Directive: Which lines hold the word "title"? Copy each of them.

Dataset content:
=====
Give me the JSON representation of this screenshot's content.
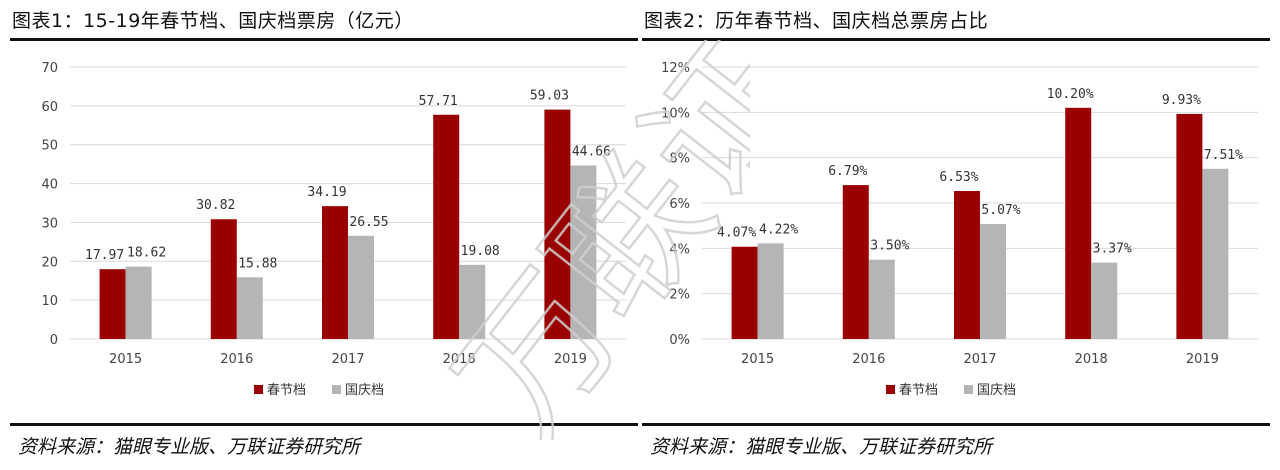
{
  "colors": {
    "spring": "#9B0000",
    "national": "#B5B5B5",
    "grid": "#D9D9D9"
  },
  "watermark": {
    "text": "万联证券"
  },
  "chart_data": [
    {
      "type": "bar",
      "title": "图表1：15-19年春节档、国庆档票房（亿元）",
      "categories": [
        "2015",
        "2016",
        "2017",
        "2018",
        "2019"
      ],
      "series": [
        {
          "name": "春节档",
          "values": [
            17.97,
            30.82,
            34.19,
            57.71,
            59.03
          ],
          "labels": [
            "17.97",
            "30.82",
            "34.19",
            "57.71",
            "59.03"
          ]
        },
        {
          "name": "国庆档",
          "values": [
            18.62,
            15.88,
            26.55,
            19.08,
            44.66
          ],
          "labels": [
            "18.62",
            "15.88",
            "26.55",
            "19.08",
            "44.66"
          ]
        }
      ],
      "ylim": [
        0,
        70
      ],
      "yticks": [
        "0",
        "10",
        "20",
        "30",
        "40",
        "50",
        "60",
        "70"
      ],
      "grid": true,
      "legend": "bottom",
      "source": "资料来源：猫眼专业版、万联证券研究所"
    },
    {
      "type": "bar",
      "title": "图表2：历年春节档、国庆档总票房占比",
      "categories": [
        "2015",
        "2016",
        "2017",
        "2018",
        "2019"
      ],
      "series": [
        {
          "name": "春节档",
          "values": [
            4.07,
            6.79,
            6.53,
            10.2,
            9.93
          ],
          "labels": [
            "4.07%",
            "6.79%",
            "6.53%",
            "10.20%",
            "9.93%"
          ]
        },
        {
          "name": "国庆档",
          "values": [
            4.22,
            3.5,
            5.07,
            3.37,
            7.51
          ],
          "labels": [
            "4.22%",
            "3.50%",
            "5.07%",
            "3.37%",
            "7.51%"
          ]
        }
      ],
      "ylim": [
        0,
        12
      ],
      "yticks": [
        "0%",
        "2%",
        "4%",
        "6%",
        "8%",
        "10%",
        "12%"
      ],
      "grid": true,
      "legend": "bottom",
      "source": "资料来源：猫眼专业版、万联证券研究所"
    }
  ]
}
=====
Result of the task:
      "title": "图表1：15-19年春节档、国庆档票房（亿元）",
      "title": "图表2：历年春节档、国庆档总票房占比",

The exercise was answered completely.